• Data to process:
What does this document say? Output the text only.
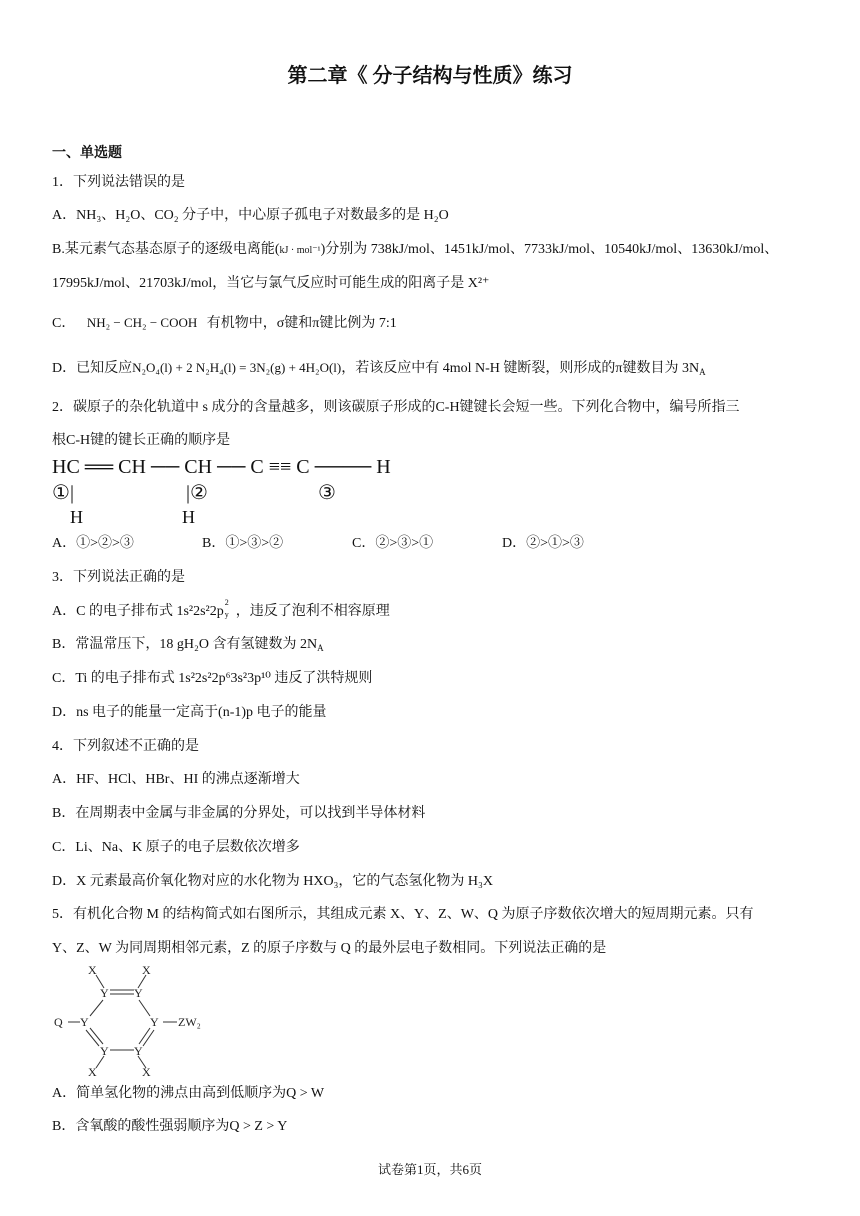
第二章《 分子结构与性质》练习
一、单选题
1．下列说法错误的是
A．NH₃、H₂O、CO₂ 分子中，中心原子孤电子对数最多的是 H₂O
B.某元素气态基态原子的逐级电离能(kJ · mol⁻¹)分别为 738kJ/mol、1451kJ/mol、7733kJ/mol、10540kJ/mol、13630kJ/mol、
17995kJ/mol、21703kJ/mol，当它与氯气反应时可能生成的阳离子是 X²⁺
C． NH₂ − CH₂ − COOH 有机物中，σ键和π键比例为 7:1
D．已知反应N₂O₄(l) + 2 N₂H₄(l) = 3N₂(g) + 4H₂O(l)，若该反应中有 4mol N-H 键断裂，则形成的π键数目为 $3N_A$
2．碳原子的杂化轨道中 s 成分的含量越多，则该碳原子形成的C-H键键长会短一些。下列化合物中，编号所指三
根C-H键的键长正确的顺序是
HC ══ CH ── CH ── C ≡≡ C ──── H
①|	|②	③
H	H
A．①>②>③	B．①>③>②	C．②>③>①	D．②>①>③
3．下列说法正确的是
A．C 的电子排布式 1s²2s²2p
2
y ，违反了泡利不相容原理
B．常温常压下，18 gH₂O 含有氢键数为 $2N_A$
C．Ti 的电子排布式 1s²2s²2p⁶3s²3p¹⁰ 违反了洪特规则
D．ns 电子的能量一定高于(n-1)p 电子的能量
4．下列叙述不正确的是
A．HF、HCl、HBr、HI 的沸点逐渐增大
B．在周期表中金属与非金属的分界处，可以找到半导体材料
C．Li、Na、K 原子的电子层数依次增多
D．X 元素最高价氧化物对应的水化物为 HXO₃，它的气态氢化物为 H₃X
5．有机化合物 M 的结构简式如右图所示，其组成元素 X、Y、Z、W、Q 为原子序数依次增大的短周期元素。只有
Y、Z、W 为同周期相邻元素，Z 的原子序数与 Q 的最外层电子数相同。下列说法正确的是
X	X
Y Y
Q Y	Y ZW₂
Y Y
X	X
A．简单氢化物的沸点由高到低顺序为Q > W
B．含氧酸的酸性强弱顺序为Q > Z > Y
试卷第1页，共6页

• Exercise description:
Omit every picture, then repeat the remaining data exactly as it appears above.

• Exercise result:
What does this document say? Output the text only.
第二章《 分子结构与性质》练习
一、单选题
1．下列说法错误的是
A．NH₃、H₂O、CO₂ 分子中，中心原子孤电子对数最多的是 H₂O
B.某元素气态基态原子的逐级电离能(kJ · mol⁻¹)分别为 738kJ/mol、1451kJ/mol、7733kJ/mol、10540kJ/mol、13630kJ/mol、
17995kJ/mol、21703kJ/mol，当它与氯气反应时可能生成的阳离子是 X²⁺
C． NH₂ − CH₂ − COOH 有机物中，σ键和π键比例为 7:1
D．已知反应N₂O₄(l) + 2 N₂H₄(l) = 3N₂(g) + 4H₂O(l)，若该反应中有 4mol N-H 键断裂，则形成的π键数目为 $3N_A$
2．碳原子的杂化轨道中 s 成分的含量越多，则该碳原子形成的C-H键键长会短一些。下列化合物中，编号所指三
根C-H键的键长正确的顺序是
HC ══ CH ── CH ── C ≡≡ C ──── H
①|	|②	③
H	H
A．①>②>③	B．①>③>②	C．②>③>①	D．②>①>③
3．下列说法正确的是
A．C 的电子排布式 1s²2s²2p
2
y ，违反了泡利不相容原理
B．常温常压下，18 gH₂O 含有氢键数为 $2N_A$
C．Ti 的电子排布式 1s²2s²2p⁶3s²3p¹⁰ 违反了洪特规则
D．ns 电子的能量一定高于(n-1)p 电子的能量
4．下列叙述不正确的是
A．HF、HCl、HBr、HI 的沸点逐渐增大
B．在周期表中金属与非金属的分界处，可以找到半导体材料
C．Li、Na、K 原子的电子层数依次增多
D．X 元素最高价氧化物对应的水化物为 HXO₃，它的气态氢化物为 H₃X
5．有机化合物 M 的结构简式如右图所示，其组成元素 X、Y、Z、W、Q 为原子序数依次增大的短周期元素。只有
Y、Z、W 为同周期相邻元素，Z 的原子序数与 Q 的最外层电子数相同。下列说法正确的是
X	X
Y Y
Q Y	Y ZW₂
Y Y
X	X
A．简单氢化物的沸点由高到低顺序为Q > W
B．含氧酸的酸性强弱顺序为Q > Z > Y
试卷第1页，共6页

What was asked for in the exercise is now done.